Sift the material for lines containing "this", and return them.

--- START Dataset ---

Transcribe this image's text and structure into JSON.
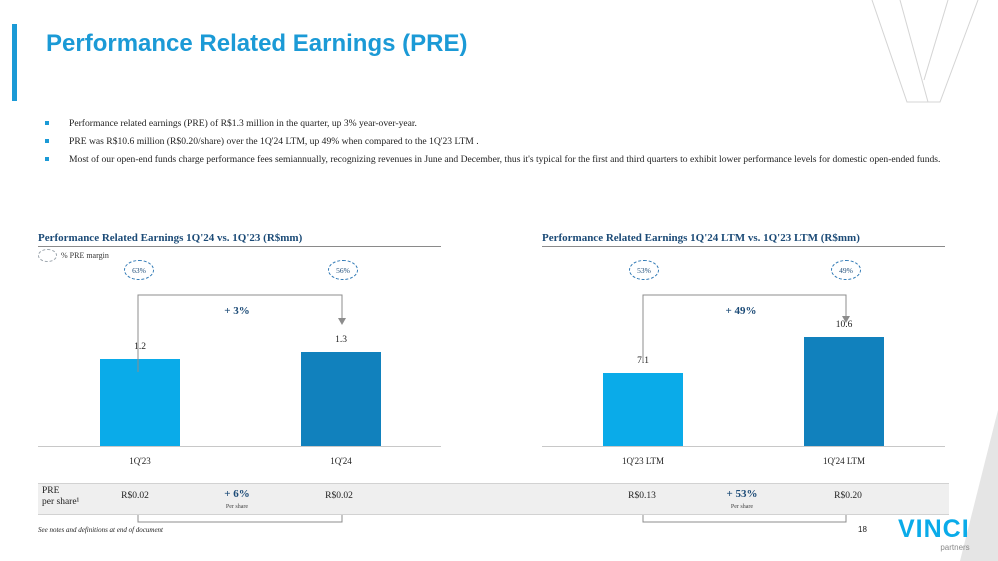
{
  "title": "Performance Related Earnings (PRE)",
  "bullets": [
    "Performance related earnings (PRE) of R$1.3 million in the quarter, up 3% year-over-year.",
    "PRE was R$10.6 million (R$0.20/share) over the 1Q'24 LTM, up 49% when compared to the 1Q'23 LTM .",
    "Most of our open-end funds charge performance fees semiannually, recognizing revenues in June and December, thus it's typical for the first and third quarters to exhibit lower performance levels for domestic open-ended funds."
  ],
  "legend_label": "% PRE margin",
  "chart_data": [
    {
      "type": "bar",
      "title": "Performance Related Earnings 1Q'24 vs. 1Q'23 (R$mm)",
      "categories": [
        "1Q'23",
        "1Q'24"
      ],
      "values": [
        1.2,
        1.3
      ],
      "value_labels": [
        "1.2",
        "1.3"
      ],
      "margins": [
        "63%",
        "56%"
      ],
      "growth": "+ 3%",
      "ylim": [
        0,
        1.8
      ],
      "colors": [
        "#0aabe9",
        "#1181bd"
      ]
    },
    {
      "type": "bar",
      "title": "Performance Related Earnings 1Q'24 LTM vs. 1Q'23 LTM (R$mm)",
      "categories": [
        "1Q'23 LTM",
        "1Q'24 LTM"
      ],
      "values": [
        7.1,
        10.6
      ],
      "value_labels": [
        "7.1",
        "10.6"
      ],
      "margins": [
        "53%",
        "49%"
      ],
      "growth": "+ 49%",
      "ylim": [
        0,
        12.7
      ],
      "colors": [
        "#0aabe9",
        "#1181bd"
      ]
    }
  ],
  "per_share": {
    "label_line1": "PRE",
    "label_line2": "per share¹",
    "left": {
      "v1": "R$0.02",
      "v2": "R$0.02",
      "growth": "+ 6%",
      "sub": "Per share"
    },
    "right": {
      "v1": "R$0.13",
      "v2": "R$0.20",
      "growth": "+ 53%",
      "sub": "Per share"
    }
  },
  "footnote": "See notes and definitions at end of document",
  "page_number": "18",
  "logo": {
    "name": "VINCI",
    "sub": "partners"
  }
}
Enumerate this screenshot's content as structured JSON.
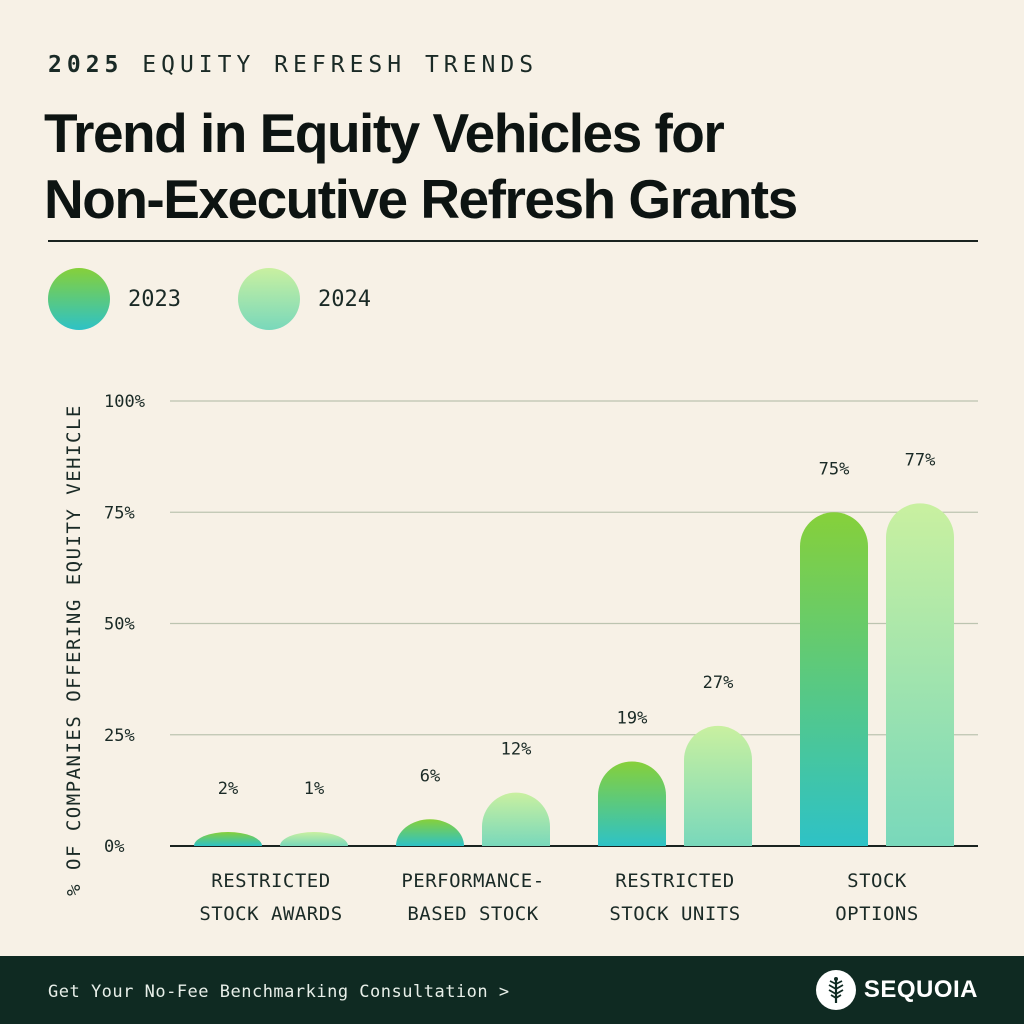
{
  "header": {
    "eyebrow_year": "2025",
    "eyebrow_text": "EQUITY REFRESH TRENDS",
    "title_line1": "Trend in Equity Vehicles for",
    "title_line2": "Non-Executive Refresh Grants"
  },
  "legend": [
    {
      "label": "2023",
      "color_top": "#86d03a",
      "color_bottom": "#2ec2c6"
    },
    {
      "label": "2024",
      "color_top": "#c9f0a0",
      "color_bottom": "#79d8bb"
    }
  ],
  "chart_data": {
    "type": "bar",
    "ylabel": "% OF COMPANIES OFFERING EQUITY VEHICLE",
    "ylim": [
      0,
      100
    ],
    "yticks": [
      0,
      25,
      50,
      75,
      100
    ],
    "ytick_labels": [
      "0%",
      "25%",
      "50%",
      "75%",
      "100%"
    ],
    "grid": true,
    "categories": [
      [
        "RESTRICTED",
        "STOCK AWARDS"
      ],
      [
        "PERFORMANCE-",
        "BASED STOCK"
      ],
      [
        "RESTRICTED",
        "STOCK UNITS"
      ],
      [
        "STOCK",
        "OPTIONS"
      ]
    ],
    "series": [
      {
        "name": "2023",
        "values": [
          2,
          6,
          19,
          75
        ],
        "labels": [
          "2%",
          "6%",
          "19%",
          "75%"
        ]
      },
      {
        "name": "2024",
        "values": [
          1,
          12,
          27,
          77
        ],
        "labels": [
          "1%",
          "12%",
          "27%",
          "77%"
        ]
      }
    ]
  },
  "footer": {
    "cta": "Get Your No-Fee Benchmarking Consultation >",
    "brand": "SEQUOIA"
  }
}
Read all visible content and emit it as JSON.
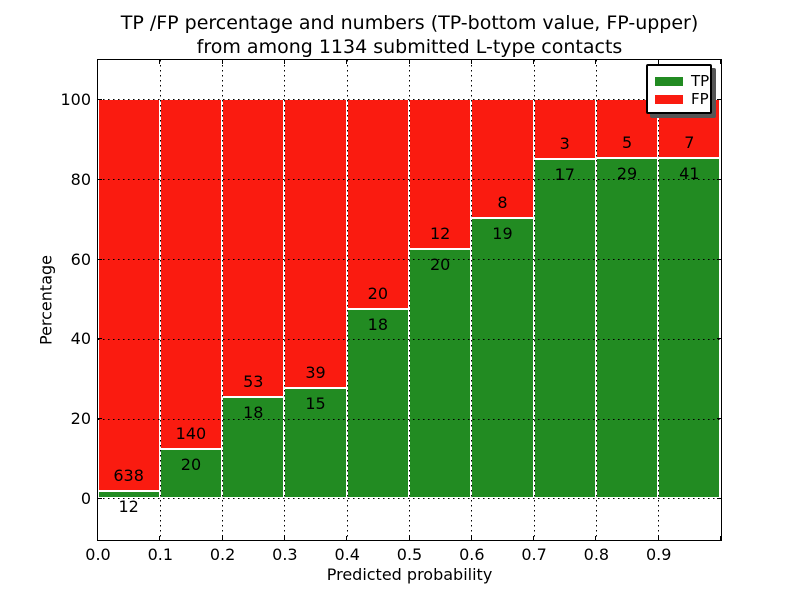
{
  "title": {
    "line1": "TP /FP percentage and numbers (TP-bottom value, FP-upper)",
    "line2": "from among 1134 submitted L-type contacts"
  },
  "axes": {
    "xlabel": "Predicted probability",
    "ylabel": "Percentage",
    "xlim": [
      0.0,
      1.0
    ],
    "ylim": [
      -10.3,
      110.0
    ],
    "x_tick_values": [
      0.0,
      0.1,
      0.2,
      0.3,
      0.4,
      0.5,
      0.6,
      0.7,
      0.8,
      0.9
    ],
    "x_tick_labels": [
      "0.0",
      "0.1",
      "0.2",
      "0.3",
      "0.4",
      "0.5",
      "0.6",
      "0.7",
      "0.8",
      "0.9"
    ],
    "y_tick_values": [
      0,
      20,
      40,
      60,
      80,
      100
    ],
    "y_tick_labels": [
      "0",
      "20",
      "40",
      "60",
      "80",
      "100"
    ],
    "grid": true,
    "grid_style": "dotted"
  },
  "legend": {
    "position": "upper right",
    "items": [
      {
        "label": "TP",
        "color": "#228b22"
      },
      {
        "label": "FP",
        "color": "#fa1b10"
      }
    ]
  },
  "chart_data": {
    "type": "bar",
    "stacked": true,
    "normalized": "each bar stacks to 100%",
    "total_contacts": 1134,
    "bin_width": 0.1,
    "categories": [
      "0.0-0.1",
      "0.1-0.2",
      "0.2-0.3",
      "0.3-0.4",
      "0.4-0.5",
      "0.5-0.6",
      "0.6-0.7",
      "0.7-0.8",
      "0.8-0.9",
      "0.9-1.0"
    ],
    "bin_starts": [
      0.0,
      0.1,
      0.2,
      0.3,
      0.4,
      0.5,
      0.6,
      0.7,
      0.8,
      0.9
    ],
    "series": [
      {
        "name": "TP",
        "color": "#228b22",
        "counts": [
          12,
          20,
          18,
          15,
          18,
          20,
          19,
          17,
          29,
          41
        ],
        "percent": [
          1.85,
          12.5,
          25.35,
          27.78,
          47.37,
          62.5,
          70.37,
          85.0,
          85.29,
          85.42
        ]
      },
      {
        "name": "FP",
        "color": "#fa1b10",
        "counts": [
          638,
          140,
          53,
          39,
          20,
          12,
          8,
          3,
          5,
          7
        ],
        "percent": [
          98.15,
          87.5,
          74.65,
          72.22,
          52.63,
          37.5,
          29.63,
          15.0,
          14.71,
          14.58
        ]
      }
    ],
    "title": "TP /FP percentage and numbers (TP-bottom value, FP-upper) from among 1134 submitted L-type contacts",
    "xlabel": "Predicted probability",
    "ylabel": "Percentage",
    "annotation_note": "TP count printed below segment boundary, FP count printed above it"
  },
  "colors": {
    "tp": "#228b22",
    "fp": "#fa1b10",
    "bar_edge": "#ffffff",
    "grid": "#000000",
    "frame": "#000000",
    "background": "#ffffff"
  }
}
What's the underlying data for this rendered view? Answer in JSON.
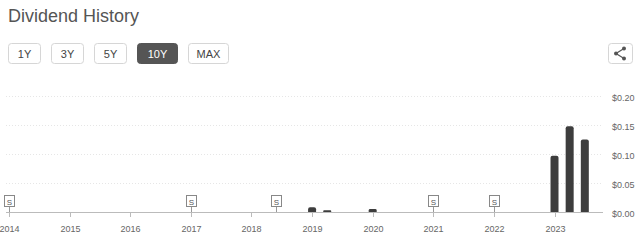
{
  "chart_data": {
    "type": "bar",
    "title": "Dividend History",
    "range_buttons": [
      "1Y",
      "3Y",
      "5Y",
      "10Y",
      "MAX"
    ],
    "active_range": "10Y",
    "x": [
      2019.0,
      2019.25,
      2020.0,
      2023.0,
      2023.25,
      2023.5
    ],
    "values": [
      0.008,
      0.003,
      0.005,
      0.097,
      0.148,
      0.125
    ],
    "color": "#3d3d3d",
    "xlim": [
      2013.95,
      2023.8
    ],
    "xticks": [
      2014,
      2015,
      2016,
      2017,
      2018,
      2019,
      2020,
      2021,
      2022,
      2023
    ],
    "ylim": [
      0,
      0.2
    ],
    "yticks": [
      {
        "value": 0,
        "label": "$0.00"
      },
      {
        "value": 0.05,
        "label": "$0.05"
      },
      {
        "value": 0.1,
        "label": "$0.10"
      },
      {
        "value": 0.15,
        "label": "$0.15"
      },
      {
        "value": 0.2,
        "label": "$0.20"
      }
    ],
    "annotations": [
      {
        "x": 2014,
        "text": "S"
      },
      {
        "x": 2017,
        "text": "S"
      },
      {
        "x": 2018.4,
        "text": "S"
      },
      {
        "x": 2021,
        "text": "S"
      },
      {
        "x": 2022,
        "text": "S"
      }
    ],
    "grid": true
  }
}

--- END Dataset ---

(Solved exercise):
Transcribe this image's text and structure into JSON.
Enumerate this screenshot's content as structured JSON.
What's the underlying data for this rendered view? Answer in JSON.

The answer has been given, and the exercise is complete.